(Records excerpted from a collection):
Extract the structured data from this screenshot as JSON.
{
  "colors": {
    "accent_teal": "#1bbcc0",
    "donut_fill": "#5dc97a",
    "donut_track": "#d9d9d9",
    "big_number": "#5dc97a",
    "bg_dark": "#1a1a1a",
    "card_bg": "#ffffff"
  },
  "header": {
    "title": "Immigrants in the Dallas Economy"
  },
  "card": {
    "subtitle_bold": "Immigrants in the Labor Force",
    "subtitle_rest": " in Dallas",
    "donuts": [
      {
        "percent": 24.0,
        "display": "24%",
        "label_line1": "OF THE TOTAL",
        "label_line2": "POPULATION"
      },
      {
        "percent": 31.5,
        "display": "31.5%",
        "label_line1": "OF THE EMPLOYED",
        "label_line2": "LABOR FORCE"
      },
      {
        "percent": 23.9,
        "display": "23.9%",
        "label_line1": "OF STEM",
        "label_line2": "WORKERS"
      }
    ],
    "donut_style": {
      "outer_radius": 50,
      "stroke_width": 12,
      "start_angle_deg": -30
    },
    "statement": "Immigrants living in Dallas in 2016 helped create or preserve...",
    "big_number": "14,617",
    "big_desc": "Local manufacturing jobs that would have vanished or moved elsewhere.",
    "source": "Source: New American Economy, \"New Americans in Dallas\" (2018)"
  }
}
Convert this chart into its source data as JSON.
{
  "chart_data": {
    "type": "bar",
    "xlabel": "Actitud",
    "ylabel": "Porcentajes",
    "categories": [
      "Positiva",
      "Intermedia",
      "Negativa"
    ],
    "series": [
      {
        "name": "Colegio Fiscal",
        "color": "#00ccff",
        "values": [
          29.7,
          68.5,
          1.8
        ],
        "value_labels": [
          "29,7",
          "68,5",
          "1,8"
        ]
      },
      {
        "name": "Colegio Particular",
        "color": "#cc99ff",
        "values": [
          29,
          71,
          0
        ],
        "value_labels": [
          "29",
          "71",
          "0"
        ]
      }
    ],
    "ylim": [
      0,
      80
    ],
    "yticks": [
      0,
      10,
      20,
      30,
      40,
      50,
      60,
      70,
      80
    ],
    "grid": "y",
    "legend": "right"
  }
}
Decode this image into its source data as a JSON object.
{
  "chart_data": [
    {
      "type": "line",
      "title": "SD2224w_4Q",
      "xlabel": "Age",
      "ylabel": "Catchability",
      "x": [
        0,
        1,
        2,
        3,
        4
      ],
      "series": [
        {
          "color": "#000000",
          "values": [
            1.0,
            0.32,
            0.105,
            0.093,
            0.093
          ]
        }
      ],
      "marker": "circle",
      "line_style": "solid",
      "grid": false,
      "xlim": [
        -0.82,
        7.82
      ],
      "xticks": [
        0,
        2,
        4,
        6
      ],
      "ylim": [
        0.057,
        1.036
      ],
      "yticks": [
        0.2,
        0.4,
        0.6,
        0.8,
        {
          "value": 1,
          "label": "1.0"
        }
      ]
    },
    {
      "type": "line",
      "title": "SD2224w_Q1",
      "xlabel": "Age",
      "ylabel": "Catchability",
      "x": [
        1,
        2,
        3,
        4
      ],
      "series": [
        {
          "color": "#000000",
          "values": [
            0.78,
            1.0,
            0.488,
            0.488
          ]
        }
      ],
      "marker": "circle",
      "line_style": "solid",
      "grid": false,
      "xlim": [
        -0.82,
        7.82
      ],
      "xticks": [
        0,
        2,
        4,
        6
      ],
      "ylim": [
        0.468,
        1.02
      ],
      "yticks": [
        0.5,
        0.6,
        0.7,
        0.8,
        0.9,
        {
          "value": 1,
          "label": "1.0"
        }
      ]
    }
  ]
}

(WORK TO BE COMPLETED): Pick out each line containing the string "name" and copy it.

(OUTPUT OF THE EXERCISE):
        "name": "Colegio Fiscal",
        "name": "Colegio Particular",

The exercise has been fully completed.